Testo fornito >>
· · ·

L' influsso di Petrarca e devozione moderna in uno specchio del principe „medievale“ (Andreas Pannonius: „De regiis virtutibus“, 1467)

Sándor Bene

Istituto delle Scienze Letterarie dell'Accademia Ungherese delle Scienze di Budapest

Le opere rimaste di Andrea Pannonio, due specchi dei principi di stampo scolastico e un commento al Cantico dei cantici scritto in chiave di teologia mistica, da parecchio tempo costituiscono un’ anomalia imbarrazante nella storia letteraria ungherese. Dato il consensus quasi unanimo circa il carattere „medievale“ delle opere in questione, gli studiosi fanno fatica di ambientarle nel contesto del pieno rinascimento quattrocentesco della Ferrara estense, dove sono nate. Nella presente conferenza, in base ai risultati preliminari della nuova edizione critica in corso dei due specula principum, si fa un tentativo di sciogliere le apparenti contraddizioni.

· · ·

Compiti da svolgere >>
A – Stando al testo su Andrea Pannonio, in quale città sono state scritte le sue opere?
B – Prosegui il testo su Andrea Pannonio, riprendendo dopo la sua ultima frase.

Dati forniti >>
· · ·

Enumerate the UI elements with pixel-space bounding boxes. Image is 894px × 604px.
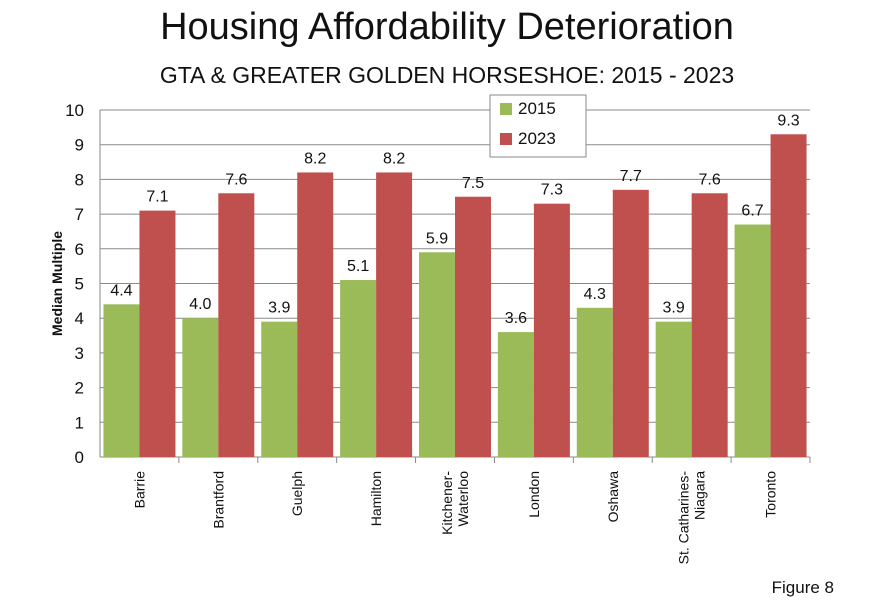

· · ·

Risposte ai compiti >>
A – Nella Ferrara estense.

B –
Andrea Pannonio fu un certosino di origine ungherese (fra circa 1420 e 1472) che ha passato la maggior parte della sua vita in Italia, muovendosi di convento in convento del suo ordine (da Venezia a Bologna a Ferrara e infine a Pavia). Conosceva di persona Giovanni di Hunyad, era presente al battesimo del Mattia di Hunyad a Kolozsvár e dopo aver preso i voti nell’ ordine certosino, risulta di esser stato in contatto con il vescovo di Pécs Janus Pannonius, con il cardinale István Várdai e tramite loro probabilmente anche con l’ arcivescovo di Strigonia, János Vitéz (Ivan Vitez de Zredna). Pare che potesse avere qualche ruolo nel creare la rete diplomatica con l’ estero degli alti prelati ungheresi: non era per caso che il duca di Ferrara Borso d’ Este teneva un rapporto confidenziale con lui e appoggiò l’ elezione di Andrea al al posto di priore della famosa Certosa della città. La prima delle due opere in questione, la De regiis virtutibus, Andrea la scrisse nel 1467 a Ferrara e la dedicò a Mattia di Hunyad, allora già re dell’ Ungheria.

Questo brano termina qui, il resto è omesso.